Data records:
--- --- ---

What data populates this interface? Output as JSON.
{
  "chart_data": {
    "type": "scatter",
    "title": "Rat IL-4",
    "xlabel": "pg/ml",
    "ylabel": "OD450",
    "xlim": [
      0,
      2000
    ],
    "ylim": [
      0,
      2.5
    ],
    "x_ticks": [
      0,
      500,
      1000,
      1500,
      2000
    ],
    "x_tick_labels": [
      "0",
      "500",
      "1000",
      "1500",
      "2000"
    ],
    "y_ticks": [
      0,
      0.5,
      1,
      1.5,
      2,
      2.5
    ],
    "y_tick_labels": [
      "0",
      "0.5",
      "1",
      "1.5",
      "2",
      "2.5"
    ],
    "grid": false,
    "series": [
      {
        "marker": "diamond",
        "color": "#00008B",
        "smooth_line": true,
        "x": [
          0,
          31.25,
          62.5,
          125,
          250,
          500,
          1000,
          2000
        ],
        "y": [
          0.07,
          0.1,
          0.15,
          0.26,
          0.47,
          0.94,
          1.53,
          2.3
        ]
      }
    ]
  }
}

--- --- ---

WRITTEN TASK: Write out the material exactly as given.

PROBLEM SOLUTION:
What data populates this interface? Output as JSON.
{
  "chart_data": {
    "type": "scatter",
    "title": "Rat IL-4",
    "xlabel": "pg/ml",
    "ylabel": "OD450",
    "xlim": [
      0,
      2000
    ],
    "ylim": [
      0,
      2.5
    ],
    "x_ticks": [
      0,
      500,
      1000,
      1500,
      2000
    ],
    "x_tick_labels": [
      "0",
      "500",
      "1000",
      "1500",
      "2000"
    ],
    "y_ticks": [
      0,
      0.5,
      1,
      1.5,
      2,
      2.5
    ],
    "y_tick_labels": [
      "0",
      "0.5",
      "1",
      "1.5",
      "2",
      "2.5"
    ],
    "grid": false,
    "series": [
      {
        "marker": "diamond",
        "color": "#00008B",
        "smooth_line": true,
        "x": [
          0,
          31.25,
          62.5,
          125,
          250,
          500,
          1000,
          2000
        ],
        "y": [
          0.07,
          0.1,
          0.15,
          0.26,
          0.47,
          0.94,
          1.53,
          2.3
        ]
      }
    ]
  }
}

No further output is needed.